* EXERCISE REQUIREMENTS
Omit every picture, then give all the entries again exactly.

>> START RECORDS FOR THIS EXERCISE

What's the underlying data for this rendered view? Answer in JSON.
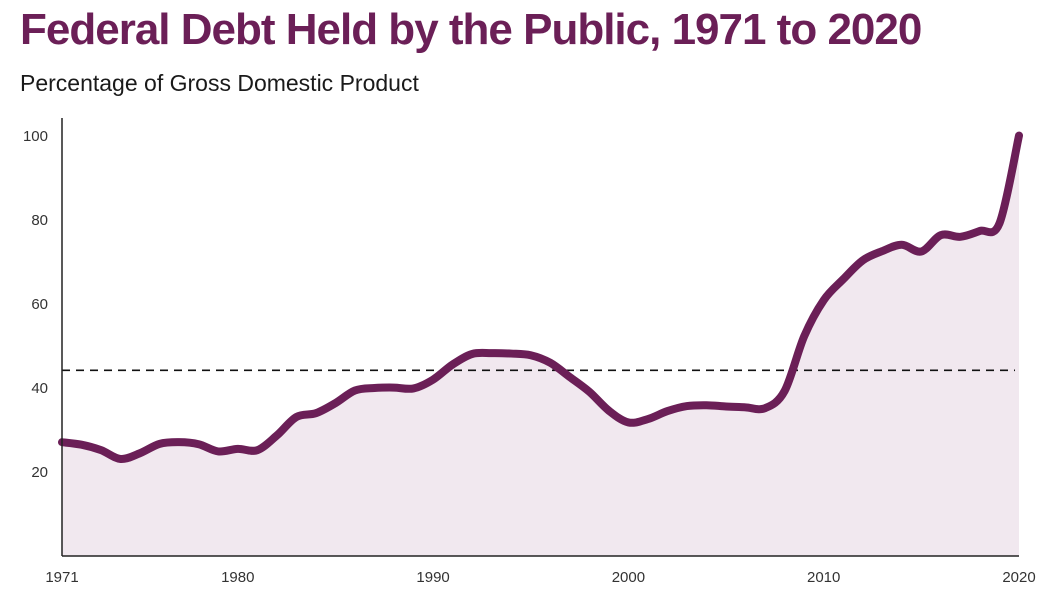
{
  "colors": {
    "line": "#6b1f57",
    "fill": "#f1e8ef",
    "axis": "#222222",
    "reference_line": "#111111",
    "title": "#6b1f57"
  },
  "chart_data": {
    "type": "area",
    "title": "Federal Debt Held by the Public, 1971 to 2020",
    "subtitle": "Percentage of Gross Domestic Product",
    "xlabel": "",
    "ylabel": "",
    "xlim": [
      1971,
      2020
    ],
    "ylim": [
      0,
      100
    ],
    "x_ticks": [
      "1971",
      "1980",
      "1990",
      "2000",
      "2010",
      "2020"
    ],
    "y_ticks": [
      "20",
      "40",
      "60",
      "80",
      "100"
    ],
    "grid": false,
    "reference_line": {
      "y": 44.2,
      "style": "dashed"
    },
    "series": [
      {
        "x": [
          1971,
          1972,
          1973,
          1974,
          1975,
          1976,
          1977,
          1978,
          1979,
          1980,
          1981,
          1982,
          1983,
          1984,
          1985,
          1986,
          1987,
          1988,
          1989,
          1990,
          1991,
          1992,
          1993,
          1994,
          1995,
          1996,
          1997,
          1998,
          1999,
          2000,
          2001,
          2002,
          2003,
          2004,
          2005,
          2006,
          2007,
          2008,
          2009,
          2010,
          2011,
          2012,
          2013,
          2014,
          2015,
          2016,
          2017,
          2018,
          2019,
          2020
        ],
        "y": [
          27.1,
          26.5,
          25.2,
          23.1,
          24.5,
          26.7,
          27.1,
          26.6,
          24.9,
          25.5,
          25.2,
          28.7,
          33.1,
          34.0,
          36.4,
          39.4,
          40.0,
          40.1,
          39.9,
          42.0,
          45.6,
          48.1,
          48.3,
          48.2,
          47.8,
          46.0,
          42.6,
          39.1,
          34.6,
          31.8,
          32.6,
          34.5,
          35.7,
          35.9,
          35.6,
          35.4,
          35.2,
          39.3,
          52.3,
          60.9,
          65.9,
          70.4,
          72.6,
          74.1,
          72.5,
          76.4,
          76.0,
          77.4,
          79.2,
          100.1
        ]
      }
    ]
  }
}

>> END RECORDS FOR THIS EXERCISE

* WRITTEN RESPONSE
What's the underlying data for this rendered view? Answer in JSON.
{
  "colors": {
    "line": "#6b1f57",
    "fill": "#f1e8ef",
    "axis": "#222222",
    "reference_line": "#111111",
    "title": "#6b1f57"
  },
  "chart_data": {
    "type": "area",
    "title": "Federal Debt Held by the Public, 1971 to 2020",
    "subtitle": "Percentage of Gross Domestic Product",
    "xlabel": "",
    "ylabel": "",
    "xlim": [
      1971,
      2020
    ],
    "ylim": [
      0,
      100
    ],
    "x_ticks": [
      "1971",
      "1980",
      "1990",
      "2000",
      "2010",
      "2020"
    ],
    "y_ticks": [
      "20",
      "40",
      "60",
      "80",
      "100"
    ],
    "grid": false,
    "reference_line": {
      "y": 44.2,
      "style": "dashed"
    },
    "series": [
      {
        "x": [
          1971,
          1972,
          1973,
          1974,
          1975,
          1976,
          1977,
          1978,
          1979,
          1980,
          1981,
          1982,
          1983,
          1984,
          1985,
          1986,
          1987,
          1988,
          1989,
          1990,
          1991,
          1992,
          1993,
          1994,
          1995,
          1996,
          1997,
          1998,
          1999,
          2000,
          2001,
          2002,
          2003,
          2004,
          2005,
          2006,
          2007,
          2008,
          2009,
          2010,
          2011,
          2012,
          2013,
          2014,
          2015,
          2016,
          2017,
          2018,
          2019,
          2020
        ],
        "y": [
          27.1,
          26.5,
          25.2,
          23.1,
          24.5,
          26.7,
          27.1,
          26.6,
          24.9,
          25.5,
          25.2,
          28.7,
          33.1,
          34.0,
          36.4,
          39.4,
          40.0,
          40.1,
          39.9,
          42.0,
          45.6,
          48.1,
          48.3,
          48.2,
          47.8,
          46.0,
          42.6,
          39.1,
          34.6,
          31.8,
          32.6,
          34.5,
          35.7,
          35.9,
          35.6,
          35.4,
          35.2,
          39.3,
          52.3,
          60.9,
          65.9,
          70.4,
          72.6,
          74.1,
          72.5,
          76.4,
          76.0,
          77.4,
          79.2,
          100.1
        ]
      }
    ]
  }
}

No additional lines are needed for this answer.